**Problem statement**: How many of the lines below include "screenshot"? Give the number and no other words.

**Dataset content**:
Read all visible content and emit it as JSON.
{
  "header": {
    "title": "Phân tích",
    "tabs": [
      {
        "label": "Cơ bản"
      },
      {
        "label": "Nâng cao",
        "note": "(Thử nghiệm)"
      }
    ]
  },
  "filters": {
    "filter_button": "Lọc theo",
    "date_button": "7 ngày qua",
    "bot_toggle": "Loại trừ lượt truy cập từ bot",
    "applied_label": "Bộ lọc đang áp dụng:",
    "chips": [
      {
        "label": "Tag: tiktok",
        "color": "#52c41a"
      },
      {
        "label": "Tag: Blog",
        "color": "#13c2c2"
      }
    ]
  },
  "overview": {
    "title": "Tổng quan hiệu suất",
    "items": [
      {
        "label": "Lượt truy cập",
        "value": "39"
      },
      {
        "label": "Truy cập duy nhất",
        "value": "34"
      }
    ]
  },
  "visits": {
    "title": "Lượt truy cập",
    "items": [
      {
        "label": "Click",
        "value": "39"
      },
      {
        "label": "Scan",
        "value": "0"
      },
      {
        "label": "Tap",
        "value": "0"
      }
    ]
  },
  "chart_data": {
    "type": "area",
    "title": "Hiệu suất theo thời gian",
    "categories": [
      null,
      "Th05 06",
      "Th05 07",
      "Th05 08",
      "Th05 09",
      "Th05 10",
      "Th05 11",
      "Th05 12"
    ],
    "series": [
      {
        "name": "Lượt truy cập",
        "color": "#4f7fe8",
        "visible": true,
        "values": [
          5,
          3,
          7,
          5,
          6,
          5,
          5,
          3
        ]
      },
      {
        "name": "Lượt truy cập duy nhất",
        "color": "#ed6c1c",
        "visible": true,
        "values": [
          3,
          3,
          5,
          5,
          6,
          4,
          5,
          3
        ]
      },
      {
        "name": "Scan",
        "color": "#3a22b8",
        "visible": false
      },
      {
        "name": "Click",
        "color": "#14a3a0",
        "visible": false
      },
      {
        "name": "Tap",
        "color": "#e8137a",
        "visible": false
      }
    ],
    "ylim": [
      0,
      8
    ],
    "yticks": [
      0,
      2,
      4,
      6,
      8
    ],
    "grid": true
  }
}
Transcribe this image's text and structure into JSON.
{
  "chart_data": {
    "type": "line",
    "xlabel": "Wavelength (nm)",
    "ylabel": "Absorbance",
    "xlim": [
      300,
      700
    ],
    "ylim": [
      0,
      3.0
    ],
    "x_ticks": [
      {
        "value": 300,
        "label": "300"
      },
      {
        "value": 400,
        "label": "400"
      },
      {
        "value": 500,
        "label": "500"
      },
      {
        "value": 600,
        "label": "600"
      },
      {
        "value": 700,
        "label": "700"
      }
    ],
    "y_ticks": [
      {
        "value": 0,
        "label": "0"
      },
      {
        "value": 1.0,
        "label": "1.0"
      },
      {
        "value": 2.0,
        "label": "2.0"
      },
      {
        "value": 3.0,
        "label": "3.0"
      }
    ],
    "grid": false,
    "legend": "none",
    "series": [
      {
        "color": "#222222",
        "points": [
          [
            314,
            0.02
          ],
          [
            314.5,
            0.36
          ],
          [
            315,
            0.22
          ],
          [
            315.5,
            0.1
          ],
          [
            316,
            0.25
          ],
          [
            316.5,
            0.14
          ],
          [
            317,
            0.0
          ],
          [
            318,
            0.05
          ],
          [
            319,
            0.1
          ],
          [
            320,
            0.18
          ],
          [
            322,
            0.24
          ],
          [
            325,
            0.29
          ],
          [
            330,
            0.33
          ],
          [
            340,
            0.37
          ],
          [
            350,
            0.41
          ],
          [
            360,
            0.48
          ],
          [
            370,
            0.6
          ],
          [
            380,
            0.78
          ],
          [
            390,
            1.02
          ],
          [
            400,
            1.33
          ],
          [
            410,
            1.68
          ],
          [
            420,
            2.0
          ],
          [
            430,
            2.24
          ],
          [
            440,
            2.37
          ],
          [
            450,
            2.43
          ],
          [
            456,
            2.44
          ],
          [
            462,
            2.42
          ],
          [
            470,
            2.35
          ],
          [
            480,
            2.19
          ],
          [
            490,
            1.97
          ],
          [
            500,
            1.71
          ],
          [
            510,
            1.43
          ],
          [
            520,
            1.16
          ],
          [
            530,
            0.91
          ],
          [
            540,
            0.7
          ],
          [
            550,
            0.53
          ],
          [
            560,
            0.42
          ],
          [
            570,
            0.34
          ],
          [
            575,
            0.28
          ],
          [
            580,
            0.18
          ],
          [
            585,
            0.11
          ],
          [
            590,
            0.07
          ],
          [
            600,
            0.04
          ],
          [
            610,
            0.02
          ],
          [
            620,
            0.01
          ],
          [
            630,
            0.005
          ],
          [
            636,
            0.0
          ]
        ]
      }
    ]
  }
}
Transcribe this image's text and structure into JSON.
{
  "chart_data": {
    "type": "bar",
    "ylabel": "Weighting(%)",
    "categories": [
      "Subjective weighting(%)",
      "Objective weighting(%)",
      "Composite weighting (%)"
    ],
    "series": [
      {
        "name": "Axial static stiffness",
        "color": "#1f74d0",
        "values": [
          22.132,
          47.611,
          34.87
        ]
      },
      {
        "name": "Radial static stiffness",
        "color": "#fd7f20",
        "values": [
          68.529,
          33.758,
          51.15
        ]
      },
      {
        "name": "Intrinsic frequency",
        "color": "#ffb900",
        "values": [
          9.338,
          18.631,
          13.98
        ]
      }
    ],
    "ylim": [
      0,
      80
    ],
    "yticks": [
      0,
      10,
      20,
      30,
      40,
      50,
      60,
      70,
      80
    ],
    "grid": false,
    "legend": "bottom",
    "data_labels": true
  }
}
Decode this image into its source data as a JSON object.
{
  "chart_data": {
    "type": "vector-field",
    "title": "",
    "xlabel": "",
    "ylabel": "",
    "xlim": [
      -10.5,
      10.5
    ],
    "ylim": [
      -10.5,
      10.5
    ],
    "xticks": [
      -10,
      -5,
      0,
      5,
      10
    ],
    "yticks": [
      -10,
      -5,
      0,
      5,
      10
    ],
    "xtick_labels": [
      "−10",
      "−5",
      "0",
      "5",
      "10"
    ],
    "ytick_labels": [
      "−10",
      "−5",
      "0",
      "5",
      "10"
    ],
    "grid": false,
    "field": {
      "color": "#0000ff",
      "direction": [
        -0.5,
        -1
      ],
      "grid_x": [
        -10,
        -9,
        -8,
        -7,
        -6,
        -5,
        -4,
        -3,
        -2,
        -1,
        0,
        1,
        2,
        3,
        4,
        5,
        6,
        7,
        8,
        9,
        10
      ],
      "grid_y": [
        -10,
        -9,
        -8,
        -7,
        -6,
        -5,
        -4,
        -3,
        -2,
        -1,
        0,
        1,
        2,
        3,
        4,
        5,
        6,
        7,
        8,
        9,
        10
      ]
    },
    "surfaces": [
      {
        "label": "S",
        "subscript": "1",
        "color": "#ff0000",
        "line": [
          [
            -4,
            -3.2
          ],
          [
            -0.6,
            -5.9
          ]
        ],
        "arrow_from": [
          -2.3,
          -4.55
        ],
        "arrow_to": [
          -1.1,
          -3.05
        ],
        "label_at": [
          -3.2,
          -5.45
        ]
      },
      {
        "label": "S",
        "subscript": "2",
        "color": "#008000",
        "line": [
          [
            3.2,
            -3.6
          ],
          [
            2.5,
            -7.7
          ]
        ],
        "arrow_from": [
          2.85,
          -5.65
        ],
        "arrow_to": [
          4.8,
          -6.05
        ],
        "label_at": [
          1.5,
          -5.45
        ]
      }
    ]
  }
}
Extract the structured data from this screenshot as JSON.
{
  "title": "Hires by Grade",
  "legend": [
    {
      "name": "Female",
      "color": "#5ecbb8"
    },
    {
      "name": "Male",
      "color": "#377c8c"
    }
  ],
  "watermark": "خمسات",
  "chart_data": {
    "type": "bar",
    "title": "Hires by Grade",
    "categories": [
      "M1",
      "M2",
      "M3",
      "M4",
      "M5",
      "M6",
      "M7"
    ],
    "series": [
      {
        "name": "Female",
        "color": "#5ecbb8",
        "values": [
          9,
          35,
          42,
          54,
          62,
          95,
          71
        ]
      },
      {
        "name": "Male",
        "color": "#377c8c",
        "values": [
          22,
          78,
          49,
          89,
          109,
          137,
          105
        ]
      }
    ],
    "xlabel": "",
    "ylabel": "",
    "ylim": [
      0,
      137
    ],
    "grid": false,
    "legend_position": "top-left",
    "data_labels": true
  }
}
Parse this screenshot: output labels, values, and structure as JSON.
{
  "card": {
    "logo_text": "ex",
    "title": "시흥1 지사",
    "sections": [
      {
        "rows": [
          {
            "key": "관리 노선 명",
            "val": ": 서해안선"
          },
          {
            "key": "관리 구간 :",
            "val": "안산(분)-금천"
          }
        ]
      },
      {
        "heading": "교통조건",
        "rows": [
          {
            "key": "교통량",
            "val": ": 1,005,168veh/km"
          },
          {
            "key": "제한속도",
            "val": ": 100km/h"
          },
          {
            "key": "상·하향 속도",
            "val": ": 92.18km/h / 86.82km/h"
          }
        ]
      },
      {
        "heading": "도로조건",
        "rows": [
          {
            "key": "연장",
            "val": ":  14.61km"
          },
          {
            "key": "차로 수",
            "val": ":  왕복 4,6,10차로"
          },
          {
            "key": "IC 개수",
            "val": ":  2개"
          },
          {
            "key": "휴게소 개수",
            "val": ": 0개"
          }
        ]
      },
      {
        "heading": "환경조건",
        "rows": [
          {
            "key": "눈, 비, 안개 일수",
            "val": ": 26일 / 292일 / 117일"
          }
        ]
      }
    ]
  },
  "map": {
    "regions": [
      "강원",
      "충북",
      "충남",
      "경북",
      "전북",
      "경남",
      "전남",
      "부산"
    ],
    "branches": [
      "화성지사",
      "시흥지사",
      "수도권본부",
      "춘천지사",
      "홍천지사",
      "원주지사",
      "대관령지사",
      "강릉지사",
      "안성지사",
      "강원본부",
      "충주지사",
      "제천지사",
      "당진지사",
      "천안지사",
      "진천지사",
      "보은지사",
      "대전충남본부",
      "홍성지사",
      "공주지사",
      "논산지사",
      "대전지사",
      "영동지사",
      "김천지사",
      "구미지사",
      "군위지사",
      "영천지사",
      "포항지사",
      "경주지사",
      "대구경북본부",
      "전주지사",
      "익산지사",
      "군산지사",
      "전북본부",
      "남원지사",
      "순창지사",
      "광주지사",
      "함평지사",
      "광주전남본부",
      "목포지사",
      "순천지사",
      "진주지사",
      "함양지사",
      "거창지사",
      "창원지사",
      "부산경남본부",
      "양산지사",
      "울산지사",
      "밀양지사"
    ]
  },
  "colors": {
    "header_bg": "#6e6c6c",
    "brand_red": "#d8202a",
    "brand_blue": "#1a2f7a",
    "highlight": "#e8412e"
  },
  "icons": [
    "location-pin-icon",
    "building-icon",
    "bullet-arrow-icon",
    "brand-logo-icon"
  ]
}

**Task solution**: 2